Stated task: Leave out the pictures and transcribe everything else exactly.

Input for this task:
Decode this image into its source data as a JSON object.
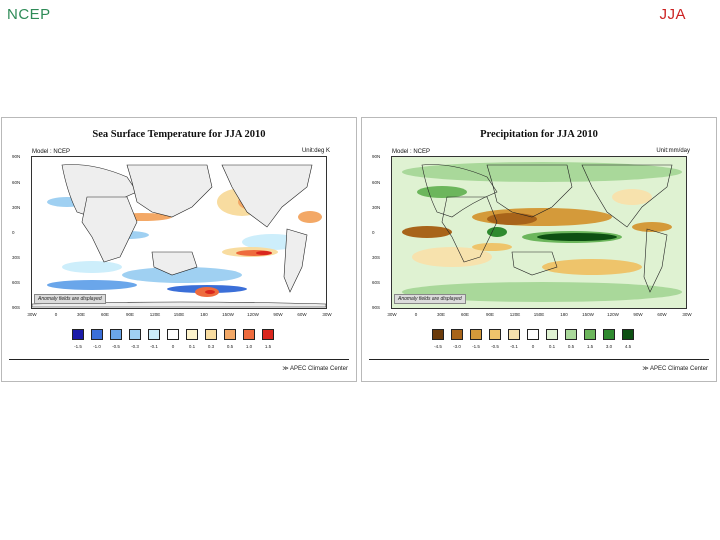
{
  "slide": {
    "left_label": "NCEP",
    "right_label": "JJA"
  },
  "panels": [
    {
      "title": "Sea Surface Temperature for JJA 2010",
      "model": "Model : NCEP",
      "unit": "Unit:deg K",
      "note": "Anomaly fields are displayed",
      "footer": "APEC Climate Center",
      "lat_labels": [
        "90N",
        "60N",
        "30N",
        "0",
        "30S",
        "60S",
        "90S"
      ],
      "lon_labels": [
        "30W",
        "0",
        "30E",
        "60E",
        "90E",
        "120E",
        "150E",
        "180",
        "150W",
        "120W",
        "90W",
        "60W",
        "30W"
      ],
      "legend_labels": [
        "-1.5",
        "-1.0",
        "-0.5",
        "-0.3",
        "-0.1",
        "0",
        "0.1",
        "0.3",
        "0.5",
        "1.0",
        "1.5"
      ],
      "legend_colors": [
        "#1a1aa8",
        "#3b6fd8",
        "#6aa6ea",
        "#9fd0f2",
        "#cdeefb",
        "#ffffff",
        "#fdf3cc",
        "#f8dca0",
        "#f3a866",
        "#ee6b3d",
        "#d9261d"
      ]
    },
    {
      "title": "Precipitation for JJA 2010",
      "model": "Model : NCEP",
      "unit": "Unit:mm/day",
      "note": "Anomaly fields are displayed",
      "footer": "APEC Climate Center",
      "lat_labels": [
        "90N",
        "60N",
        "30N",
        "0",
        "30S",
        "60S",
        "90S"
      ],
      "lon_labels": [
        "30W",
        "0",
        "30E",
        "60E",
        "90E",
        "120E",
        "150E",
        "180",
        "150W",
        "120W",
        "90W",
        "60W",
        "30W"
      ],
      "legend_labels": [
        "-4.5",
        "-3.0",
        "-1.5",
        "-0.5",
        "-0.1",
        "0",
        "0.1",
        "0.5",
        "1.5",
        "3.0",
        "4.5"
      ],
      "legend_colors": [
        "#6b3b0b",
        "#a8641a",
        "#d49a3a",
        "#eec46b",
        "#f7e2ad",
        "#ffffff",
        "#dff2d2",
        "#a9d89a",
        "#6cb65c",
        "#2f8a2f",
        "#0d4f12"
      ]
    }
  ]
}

Exercise output:
Decode this image into its source data as a JSON object.
{
  "slide": {
    "left_label": "NCEP",
    "right_label": "JJA"
  },
  "panels": [
    {
      "title": "Sea Surface Temperature for JJA 2010",
      "model": "Model : NCEP",
      "unit": "Unit:deg K",
      "note": "Anomaly fields are displayed",
      "footer": "APEC Climate Center",
      "lat_labels": [
        "90N",
        "60N",
        "30N",
        "0",
        "30S",
        "60S",
        "90S"
      ],
      "lon_labels": [
        "30W",
        "0",
        "30E",
        "60E",
        "90E",
        "120E",
        "150E",
        "180",
        "150W",
        "120W",
        "90W",
        "60W",
        "30W"
      ],
      "legend_labels": [
        "-1.5",
        "-1.0",
        "-0.5",
        "-0.3",
        "-0.1",
        "0",
        "0.1",
        "0.3",
        "0.5",
        "1.0",
        "1.5"
      ],
      "legend_colors": [
        "#1a1aa8",
        "#3b6fd8",
        "#6aa6ea",
        "#9fd0f2",
        "#cdeefb",
        "#ffffff",
        "#fdf3cc",
        "#f8dca0",
        "#f3a866",
        "#ee6b3d",
        "#d9261d"
      ]
    },
    {
      "title": "Precipitation for JJA 2010",
      "model": "Model : NCEP",
      "unit": "Unit:mm/day",
      "note": "Anomaly fields are displayed",
      "footer": "APEC Climate Center",
      "lat_labels": [
        "90N",
        "60N",
        "30N",
        "0",
        "30S",
        "60S",
        "90S"
      ],
      "lon_labels": [
        "30W",
        "0",
        "30E",
        "60E",
        "90E",
        "120E",
        "150E",
        "180",
        "150W",
        "120W",
        "90W",
        "60W",
        "30W"
      ],
      "legend_labels": [
        "-4.5",
        "-3.0",
        "-1.5",
        "-0.5",
        "-0.1",
        "0",
        "0.1",
        "0.5",
        "1.5",
        "3.0",
        "4.5"
      ],
      "legend_colors": [
        "#6b3b0b",
        "#a8641a",
        "#d49a3a",
        "#eec46b",
        "#f7e2ad",
        "#ffffff",
        "#dff2d2",
        "#a9d89a",
        "#6cb65c",
        "#2f8a2f",
        "#0d4f12"
      ]
    }
  ]
}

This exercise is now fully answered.